Write the number of lines holding the word "dashed", and nothing else.

***** DATA EXTRACT

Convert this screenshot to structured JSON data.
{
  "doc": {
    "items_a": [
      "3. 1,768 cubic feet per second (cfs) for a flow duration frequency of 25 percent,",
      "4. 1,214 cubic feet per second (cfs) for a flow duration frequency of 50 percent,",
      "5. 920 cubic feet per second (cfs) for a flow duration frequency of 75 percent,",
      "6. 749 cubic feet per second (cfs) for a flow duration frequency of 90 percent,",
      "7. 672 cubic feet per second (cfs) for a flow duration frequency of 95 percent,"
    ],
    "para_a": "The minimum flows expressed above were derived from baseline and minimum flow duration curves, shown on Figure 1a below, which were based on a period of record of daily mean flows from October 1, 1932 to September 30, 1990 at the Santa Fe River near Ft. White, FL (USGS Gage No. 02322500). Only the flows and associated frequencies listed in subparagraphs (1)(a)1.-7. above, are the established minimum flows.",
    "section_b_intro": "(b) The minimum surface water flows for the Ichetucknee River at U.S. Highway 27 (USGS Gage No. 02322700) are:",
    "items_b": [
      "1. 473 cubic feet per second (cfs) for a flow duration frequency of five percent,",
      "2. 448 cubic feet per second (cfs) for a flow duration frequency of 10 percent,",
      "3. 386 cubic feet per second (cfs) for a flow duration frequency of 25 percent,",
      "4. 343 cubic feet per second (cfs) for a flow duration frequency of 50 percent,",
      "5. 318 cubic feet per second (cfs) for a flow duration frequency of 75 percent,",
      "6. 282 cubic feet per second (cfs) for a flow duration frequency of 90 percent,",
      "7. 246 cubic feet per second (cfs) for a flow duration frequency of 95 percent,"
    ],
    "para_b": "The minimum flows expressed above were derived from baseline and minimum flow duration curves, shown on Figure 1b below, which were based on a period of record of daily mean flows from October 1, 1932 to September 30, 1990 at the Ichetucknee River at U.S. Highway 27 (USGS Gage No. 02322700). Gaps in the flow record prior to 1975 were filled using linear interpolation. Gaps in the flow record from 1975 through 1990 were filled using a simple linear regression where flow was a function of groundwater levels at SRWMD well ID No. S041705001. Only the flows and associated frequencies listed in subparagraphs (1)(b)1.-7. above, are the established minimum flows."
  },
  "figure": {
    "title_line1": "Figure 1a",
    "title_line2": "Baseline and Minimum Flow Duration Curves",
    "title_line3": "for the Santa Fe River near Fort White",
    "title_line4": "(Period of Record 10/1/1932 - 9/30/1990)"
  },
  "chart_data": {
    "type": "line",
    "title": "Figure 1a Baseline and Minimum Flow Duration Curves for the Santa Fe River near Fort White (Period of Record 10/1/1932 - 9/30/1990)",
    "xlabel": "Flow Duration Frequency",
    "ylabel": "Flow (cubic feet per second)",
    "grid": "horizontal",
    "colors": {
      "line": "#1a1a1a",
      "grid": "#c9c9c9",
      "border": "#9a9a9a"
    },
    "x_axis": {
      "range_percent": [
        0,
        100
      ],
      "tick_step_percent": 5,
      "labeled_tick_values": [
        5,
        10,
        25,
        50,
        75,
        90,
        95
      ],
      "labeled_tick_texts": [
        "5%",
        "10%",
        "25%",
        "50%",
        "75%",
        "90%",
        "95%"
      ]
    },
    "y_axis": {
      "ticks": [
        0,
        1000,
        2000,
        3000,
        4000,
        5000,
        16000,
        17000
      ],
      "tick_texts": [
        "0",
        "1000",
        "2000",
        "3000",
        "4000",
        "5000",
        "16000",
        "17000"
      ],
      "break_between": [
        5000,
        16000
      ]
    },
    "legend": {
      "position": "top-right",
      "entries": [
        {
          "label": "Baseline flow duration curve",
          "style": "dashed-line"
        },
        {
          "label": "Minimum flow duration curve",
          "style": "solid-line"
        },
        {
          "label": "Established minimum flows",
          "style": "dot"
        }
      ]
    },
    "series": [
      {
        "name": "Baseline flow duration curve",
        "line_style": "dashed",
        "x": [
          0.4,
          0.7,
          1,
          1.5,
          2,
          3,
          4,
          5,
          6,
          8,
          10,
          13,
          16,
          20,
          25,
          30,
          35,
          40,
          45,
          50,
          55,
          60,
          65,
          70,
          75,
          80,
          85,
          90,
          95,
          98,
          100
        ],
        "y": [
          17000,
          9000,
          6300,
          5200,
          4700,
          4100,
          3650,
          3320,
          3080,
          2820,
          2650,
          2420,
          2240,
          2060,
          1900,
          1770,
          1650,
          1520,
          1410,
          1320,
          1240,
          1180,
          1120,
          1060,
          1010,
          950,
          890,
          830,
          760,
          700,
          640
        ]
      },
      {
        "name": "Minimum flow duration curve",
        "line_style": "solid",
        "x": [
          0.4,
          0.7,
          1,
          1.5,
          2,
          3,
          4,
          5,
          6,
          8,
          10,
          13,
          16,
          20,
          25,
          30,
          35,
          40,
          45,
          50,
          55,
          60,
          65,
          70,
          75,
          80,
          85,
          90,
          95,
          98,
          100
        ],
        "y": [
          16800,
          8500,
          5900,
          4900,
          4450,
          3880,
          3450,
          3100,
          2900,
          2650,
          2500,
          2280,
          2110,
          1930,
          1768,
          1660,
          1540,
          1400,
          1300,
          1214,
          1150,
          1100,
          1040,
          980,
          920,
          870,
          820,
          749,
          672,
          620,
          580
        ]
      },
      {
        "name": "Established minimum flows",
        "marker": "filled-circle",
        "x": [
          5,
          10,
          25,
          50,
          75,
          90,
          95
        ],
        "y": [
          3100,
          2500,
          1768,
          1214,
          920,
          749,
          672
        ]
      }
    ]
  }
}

**********

COMPLETE OUTPUT: 2